Work instructions:
Show each line from the listing that includes the word "calendar".
START Extracted material
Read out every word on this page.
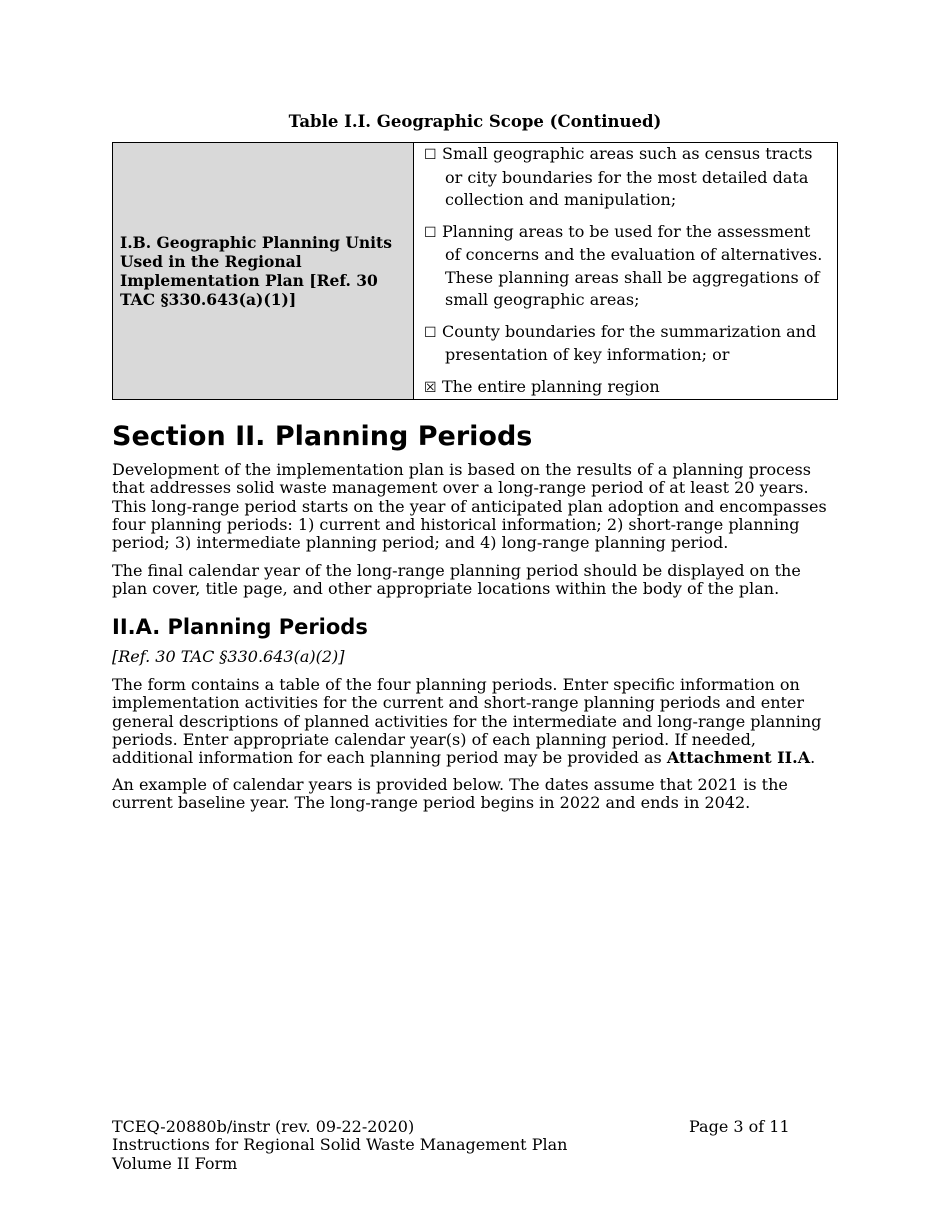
Table I.I. Geographic Scope (Continued)
I.B. Geographic Planning Units Used in the Regional Implementation Plan [Ref. 30 TAC §330.643(a)(1)]

☐ Small geographic areas such as census tracts or city boundaries for the most detailed data collection and manipulation;
☐ Planning areas to be used for the assessment of concerns and the evaluation of alternatives. These planning areas shall be aggregations of small geographic areas;
☐ County boundaries for the summarization and presentation of key information; or
☒ The entire planning region
Section II. Planning Periods

Development of the implementation plan is based on the results of a planning process that addresses solid waste management over a long-range period of at least 20 years. This long-range period starts on the year of anticipated plan adoption and encompasses four planning periods: 1) current and historical information; 2) short-range planning period; 3) intermediate planning period; and 4) long-range planning period.

The final calendar year of the long-range planning period should be displayed on the plan cover, title page, and other appropriate locations within the body of the plan.

II.A. Planning Periods

[Ref. 30 TAC §330.643(a)(2)]

The form contains a table of the four planning periods. Enter specific information on implementation activities for the current and short-range planning periods and enter general descriptions of planned activities for the intermediate and long-range planning periods. Enter appropriate calendar year(s) of each planning period. If needed, additional information for each planning period may be provided as Attachment II.A.

An example of calendar years is provided below. The dates assume that 2021 is the current baseline year. The long-range period begins in 2022 and ends in 2042.

TCEQ-20880b/instr (rev. 09-22-2020)
Instructions for Regional Solid Waste Management Plan
Volume II Form
Page 3 of 11
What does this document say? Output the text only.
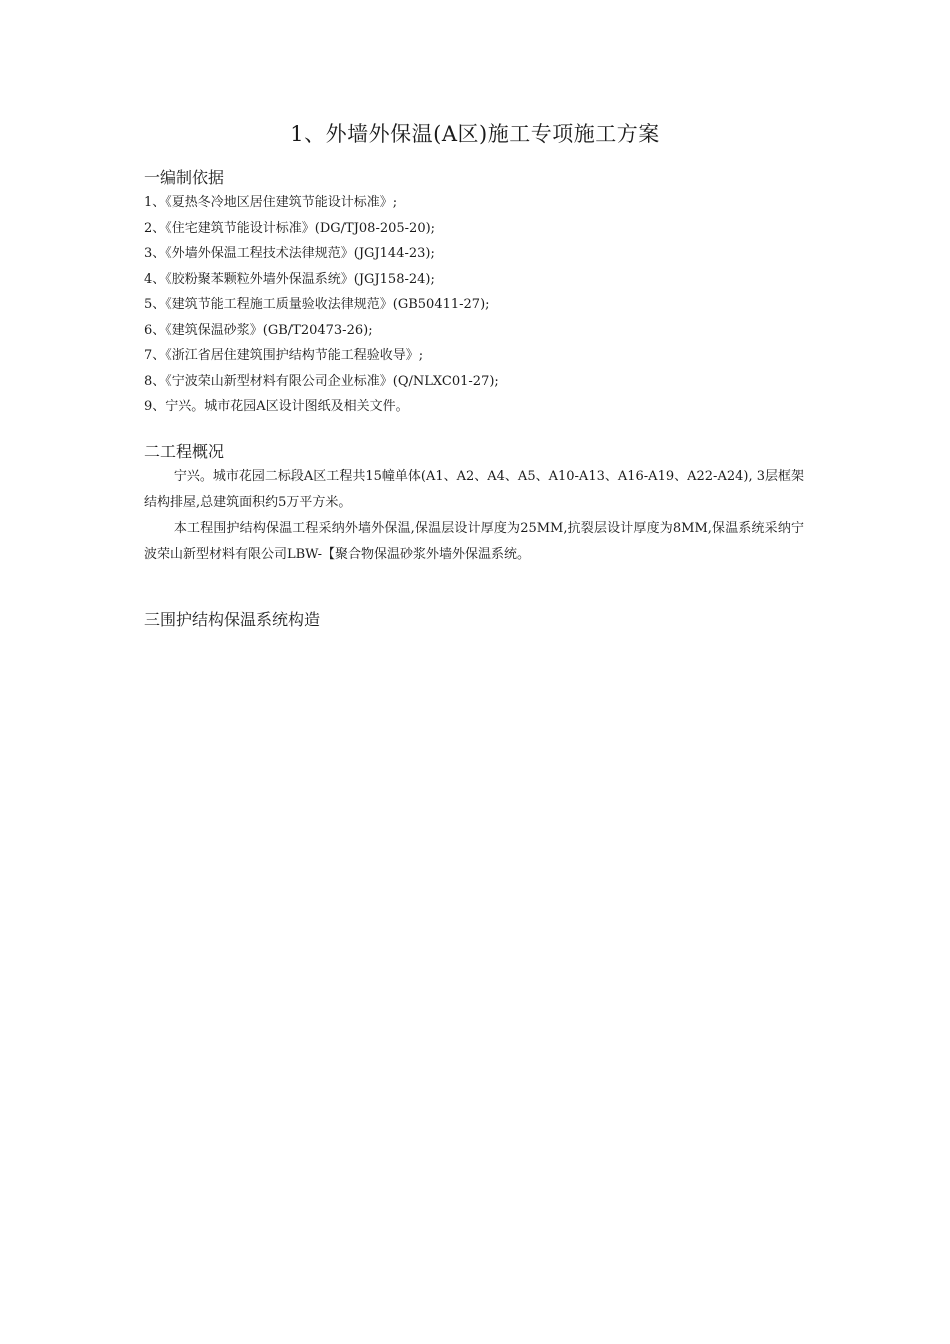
1、外墙外保温(A区)施工专项施工方案

一编制依据

1、《夏热冬冷地区居住建筑节能设计标准》;
2、《住宅建筑节能设计标准》(DG/TJ08-205-20);
3、《外墙外保温工程技术法律规范》(JGJ144-23);
4、《胶粉聚苯颗粒外墙外保温系统》(JGJ158-24);
5、《建筑节能工程施工质量验收法律规范》(GB50411-27);
6、《建筑保温砂浆》(GB/T20473-26);
7、《浙江省居住建筑围护结构节能工程验收导》;
8、《宁波荣山新型材料有限公司企业标准》(Q/NLXC01-27);
9、宁兴。城市花园A区设计图纸及相关文件。

二工程概况

宁兴。城市花园二标段A区工程共15幢单体(A1、A2、A4、A5、A10-A13、A16-A19、A22-A24), 3层框架结构排屋,总建筑面积约5万平方米。

本工程围护结构保温工程采纳外墙外保温,保温层设计厚度为25MM,抗裂层设计厚度为8MM,保温系统采纳宁波荣山新型材料有限公司LBW-【聚合物保温砂浆外墙外保温系统。

三围护结构保温系统构造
END Extracted material
Task solution:
The final calendar year of the long-range planning period should be displayed on the plan cover, title page, and other appropriate locations within the body of the plan.
The form contains a table of the four planning periods. Enter specific information on implementation activities for the current and short-range planning periods and enter general descriptions of planned activities for the intermediate and long-range planning periods. Enter appropriate calendar year(s) of each planning period. If needed, additional information for each planning period may be provided as Attachment II.A.
An example of calendar years is provided below. The dates assume that 2021 is the current baseline year. The long-range period begins in 2022 and ends in 2042.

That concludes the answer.